→ Aim of the task
Show every line in the records below that contains the word "Center".

→ Exercise materials

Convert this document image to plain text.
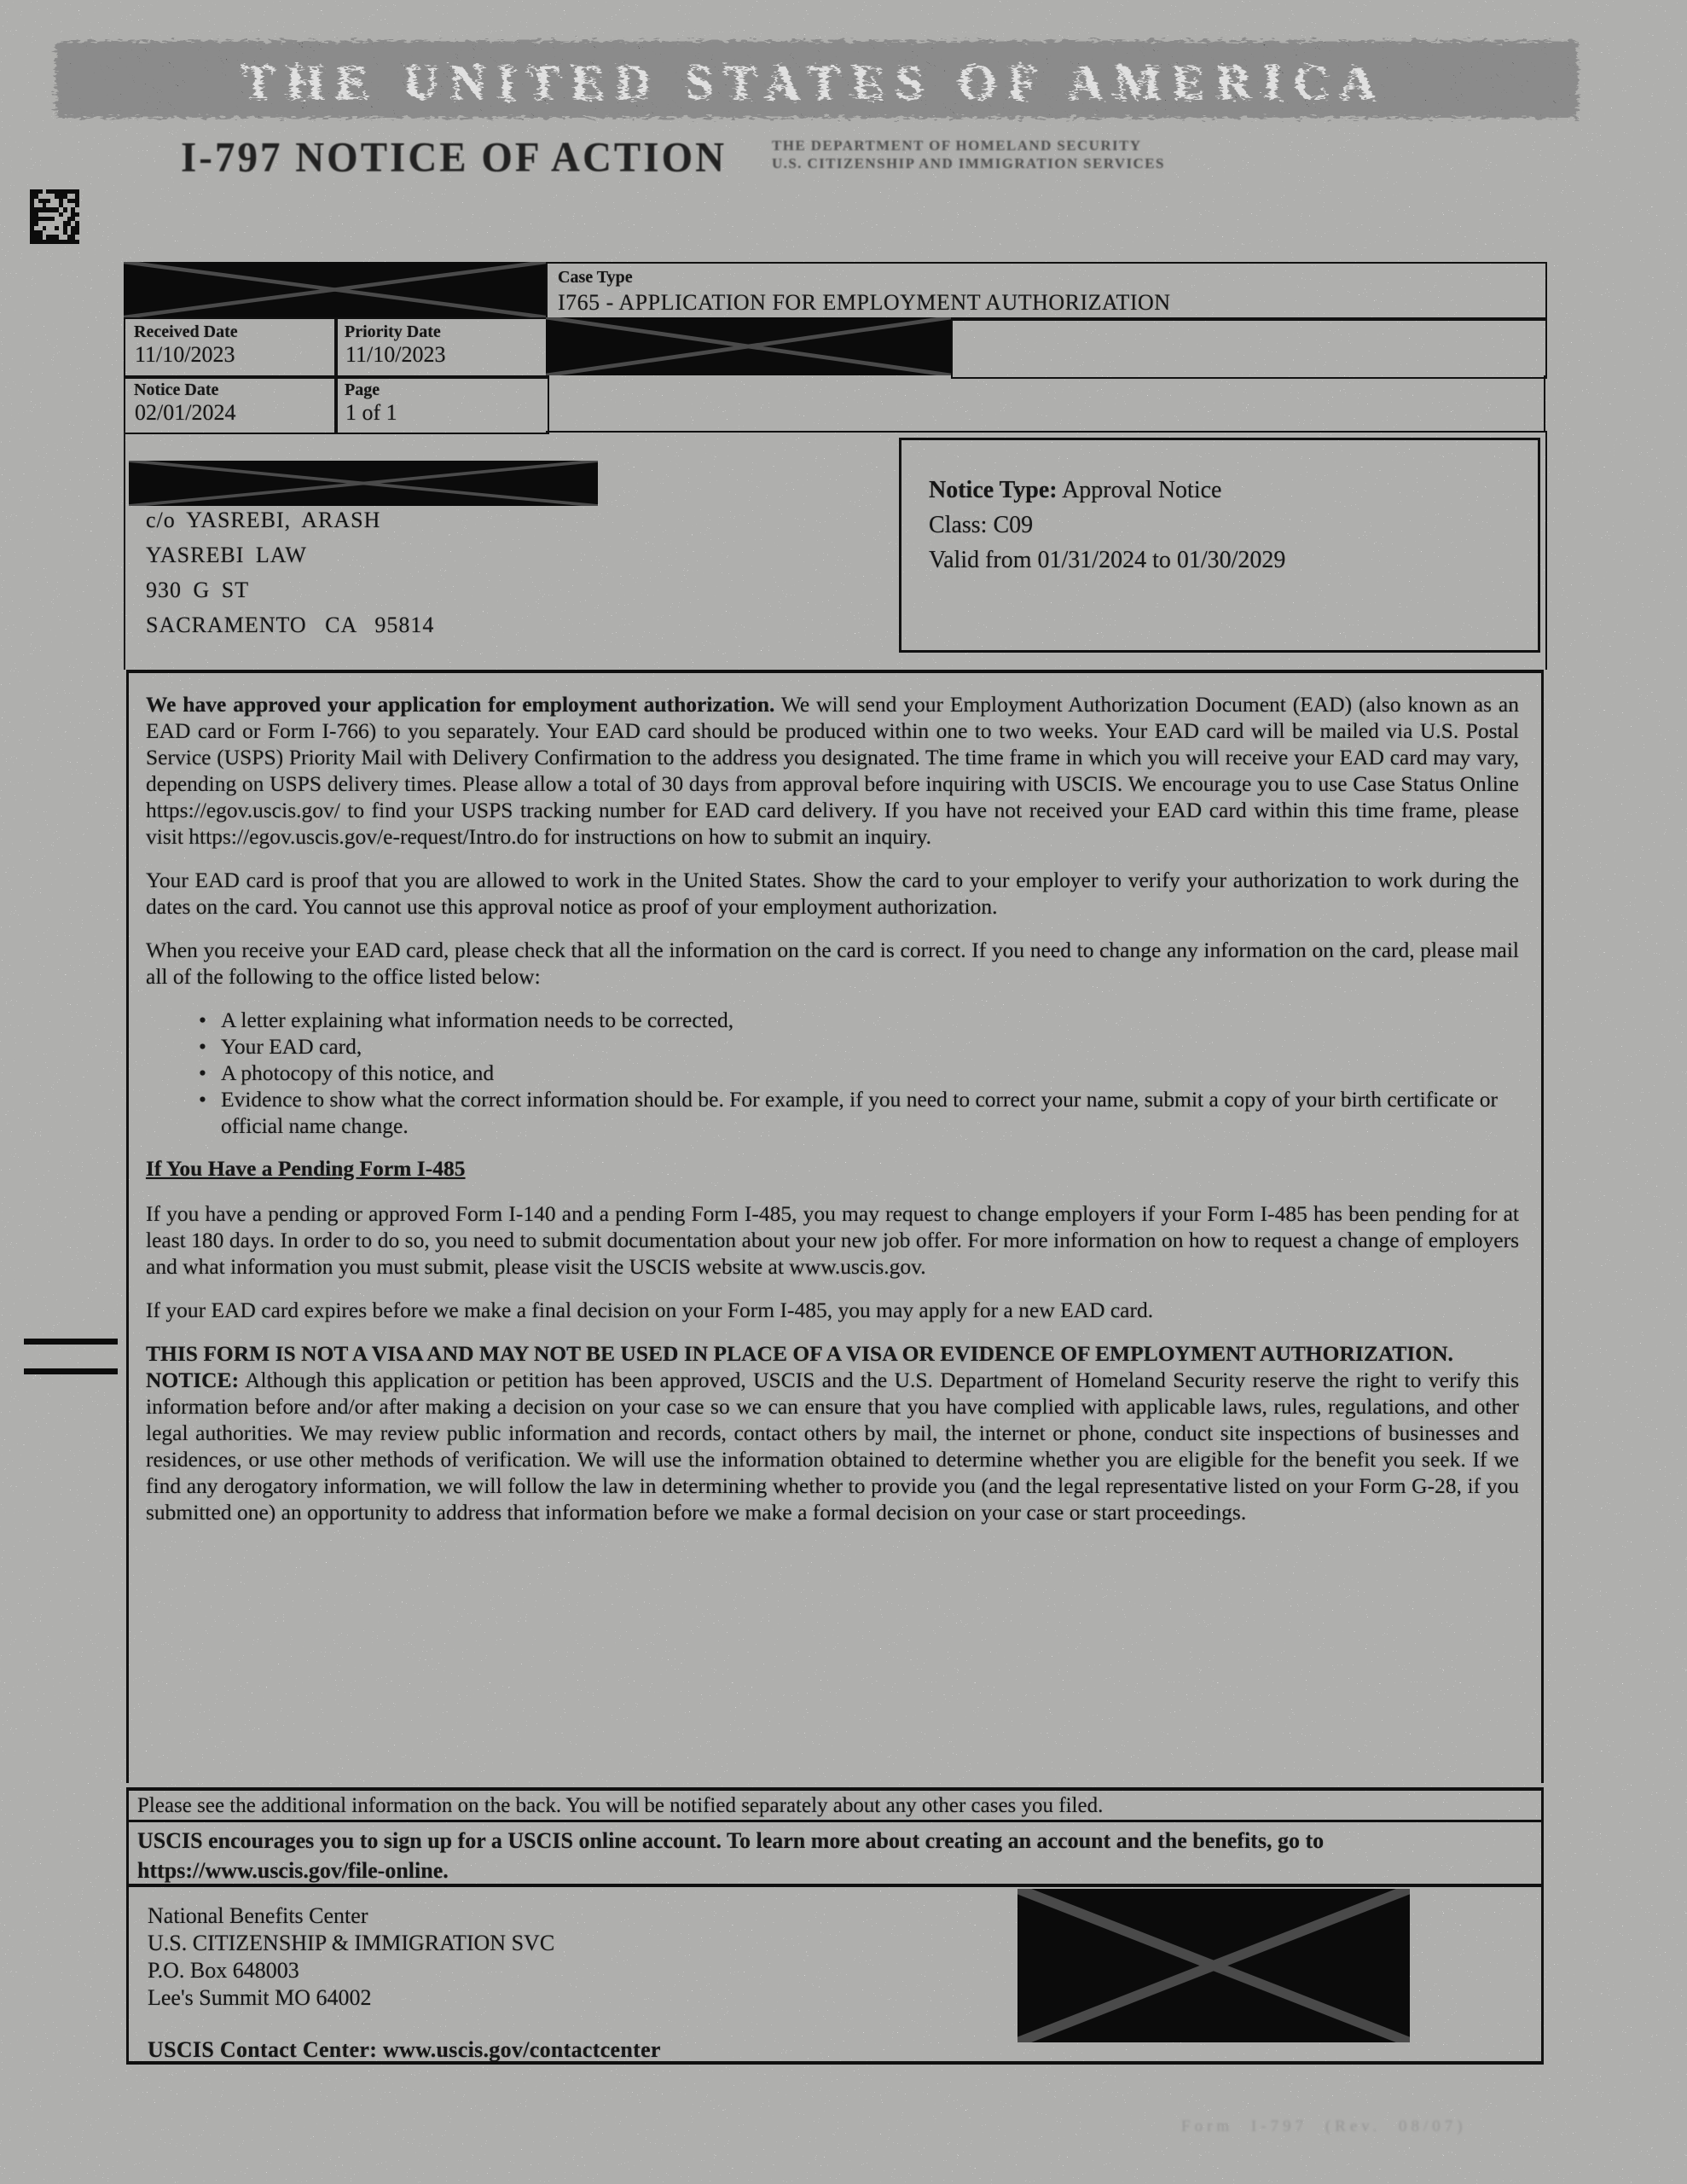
THE UNITED STATES OF AMERICA
I-797 NOTICE OF ACTION	THE DEPARTMENT OF HOMELAND SECURITY
U.S. CITIZENSHIP AND IMMIGRATION SERVICES
Case Type
I765 - APPLICATION FOR EMPLOYMENT AUTHORIZATION
Received Date
11/10/2023
Priority Date
11/10/2023
Notice Date
02/01/2024
Page
1 of 1
c/o YASREBI, ARASH
YASREBI LAW
930 G ST
SACRAMENTO CA 95814
Notice Type: Approval Notice
Class: C09
Valid from 01/31/2024 to 01/30/2029

We have approved your application for employment authorization. We will send your Employment Authorization Document (EAD) (also known as an EAD card or Form I-766) to you separately. Your EAD card should be produced within one to two weeks. Your EAD card will be mailed via U.S. Postal Service (USPS) Priority Mail with Delivery Confirmation to the address you designated. The time frame in which you will receive your EAD card may vary, depending on USPS delivery times. Please allow a total of 30 days from approval before inquiring with USCIS. We encourage you to use Case Status Online https://egov.uscis.gov/ to find your USPS tracking number for EAD card delivery. If you have not received your EAD card within this time frame, please visit https://egov.uscis.gov/e-request/Intro.do for instructions on how to submit an inquiry.

Your EAD card is proof that you are allowed to work in the United States. Show the card to your employer to verify your authorization to work during the dates on the card. You cannot use this approval notice as proof of your employment authorization.

When you receive your EAD card, please check that all the information on the card is correct. If you need to change any information on the card, please mail all of the following to the office listed below:

• A letter explaining what information needs to be corrected,
• Your EAD card,
• A photocopy of this notice, and
• Evidence to show what the correct information should be. For example, if you need to correct your name, submit a copy of your birth certificate or official name change.
If You Have a Pending Form I-485

If you have a pending or approved Form I-140 and a pending Form I-485, you may request to change employers if your Form I-485 has been pending for at least 180 days. In order to do so, you need to submit documentation about your new job offer. For more information on how to request a change of employers and what information you must submit, please visit the USCIS website at www.uscis.gov.

If your EAD card expires before we make a final decision on your Form I-485, you may apply for a new EAD card.

THIS FORM IS NOT A VISA AND MAY NOT BE USED IN PLACE OF A VISA OR EVIDENCE OF EMPLOYMENT AUTHORIZATION.

NOTICE: Although this application or petition has been approved, USCIS and the U.S. Department of Homeland Security reserve the right to verify this information before and/or after making a decision on your case so we can ensure that you have complied with applicable laws, rules, regulations, and other legal authorities. We may review public information and records, contact others by mail, the internet or phone, conduct site inspections of businesses and residences, or use other methods of verification. We will use the information obtained to determine whether you are eligible for the benefit you seek. If we find any derogatory information, we will follow the law in determining whether to provide you (and the legal representative listed on your Form G-28, if you submitted one) an opportunity to address that information before we make a formal decision on your case or start proceedings.

Please see the additional information on the back. You will be notified separately about any other cases you filed.
USCIS encourages you to sign up for a USCIS online account. To learn more about creating an account and the benefits, go to https://www.uscis.gov/file-online.
National Benefits Center
U.S. CITIZENSHIP & IMMIGRATION SVC
P.O. Box 648003
Lee's Summit MO 64002
USCIS Contact Center: www.uscis.gov/contactcenter
Form I-797 (Rev. 08/07)
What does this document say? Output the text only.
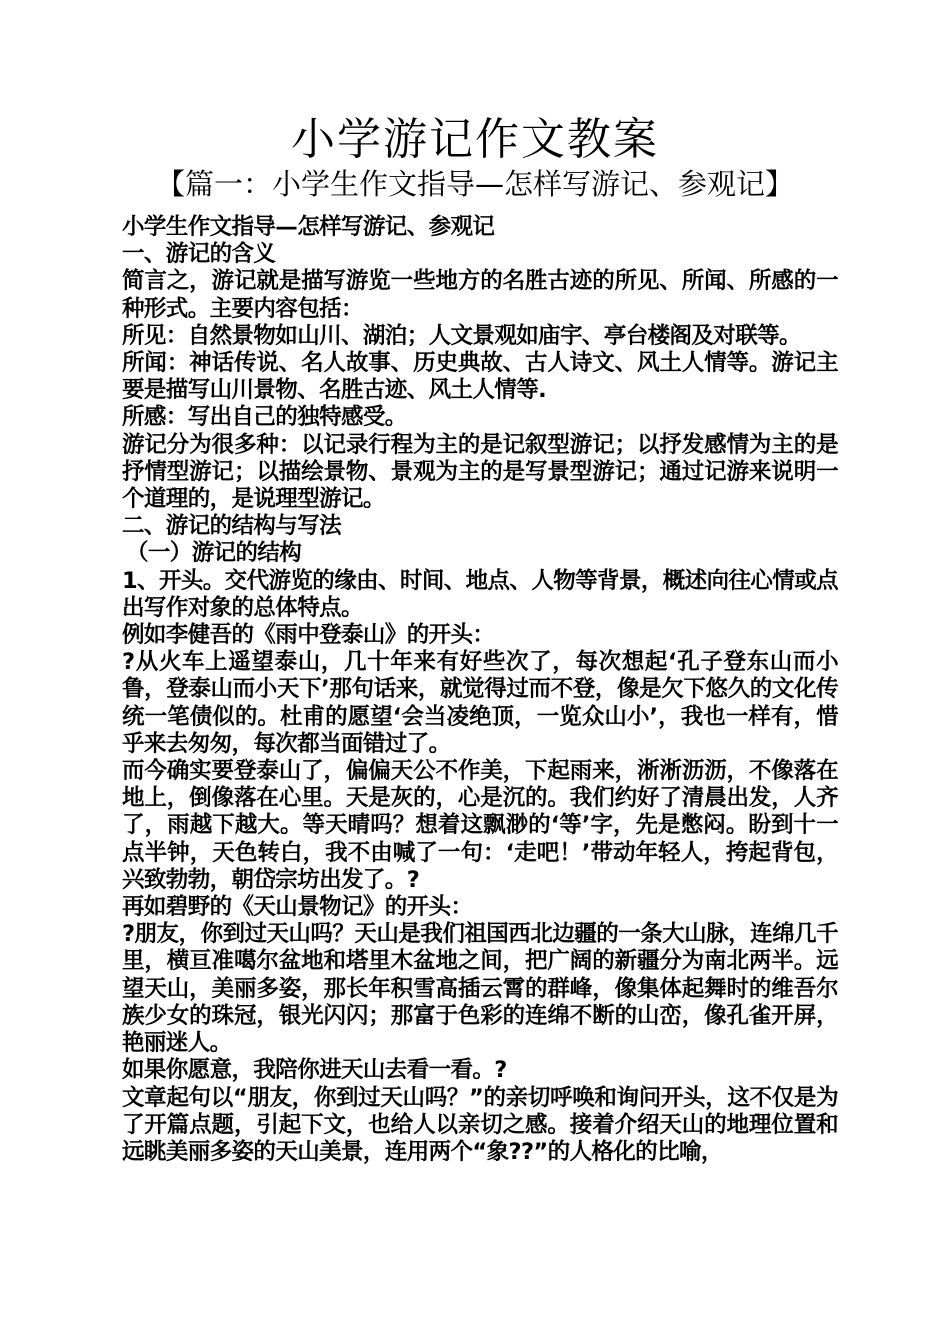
小学游记作文教案
【篇一：小学生作文指导—怎样写游记、参观记】

小学生作文指导—怎样写游记、参观记

一、游记的含义

简言之，游记就是描写游览一些地方的名胜古迹的所见、所闻、所感的一种形式。主要内容包括：

所见：自然景物如山川、湖泊；人文景观如庙宇、亭台楼阁及对联等。

所闻：神话传说、名人故事、历史典故、古人诗文、风土人情等。游记主要是描写山川景物、名胜古迹、风土人情等.

所感：写出自己的独特感受。

游记分为很多种：以记录行程为主的是记叙型游记；以抒发感情为主的是抒情型游记；以描绘景物、景观为主的是写景型游记；通过记游来说明一个道理的，是说理型游记。

二、游记的结构与写法

（一）游记的结构

1、开头。交代游览的缘由、时间、地点、人物等背景，概述向往心情或点出写作对象的总体特点。

例如李健吾的《雨中登泰山》的开头：

?从火车上遥望泰山，几十年来有好些次了，每次想起‘孔子登东山而小鲁，登泰山而小天下’那句话来，就觉得过而不登，像是欠下悠久的文化传统一笔债似的。杜甫的愿望‘会当凌绝顶，一览众山小’，我也一样有，惜乎来去匆匆，每次都当面错过了。

而今确实要登泰山了，偏偏天公不作美，下起雨来，淅淅沥沥，不像落在地上，倒像落在心里。天是灰的，心是沉的。我们约好了清晨出发，人齐了，雨越下越大。等天晴吗？想着这飘渺的‘等’字，先是憋闷。盼到十一点半钟，天色转白，我不由喊了一句：‘走吧！’带动年轻人，挎起背包，兴致勃勃，朝岱宗坊出发了。?

再如碧野的《天山景物记》的开头：

?朋友，你到过天山吗？天山是我们祖国西北边疆的一条大山脉，连绵几千里，横亘准噶尔盆地和塔里木盆地之间，把广阔的新疆分为南北两半。远望天山，美丽多姿，那长年积雪高插云霄的群峰，像集体起舞时的维吾尔族少女的珠冠，银光闪闪；那富于色彩的连绵不断的山峦，像孔雀开屏，艳丽迷人。

如果你愿意，我陪你进天山去看一看。?

文章起句以“朋友，你到过天山吗？”的亲切呼唤和询问开头，这不仅是为了开篇点题，引起下文，也给人以亲切之感。接着介绍天山的地理位置和远眺美丽多姿的天山美景，连用两个“象??”的人格化的比喻，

→ Output
National Benefits Center
USCIS Contact Center: www.uscis.gov/contactcenter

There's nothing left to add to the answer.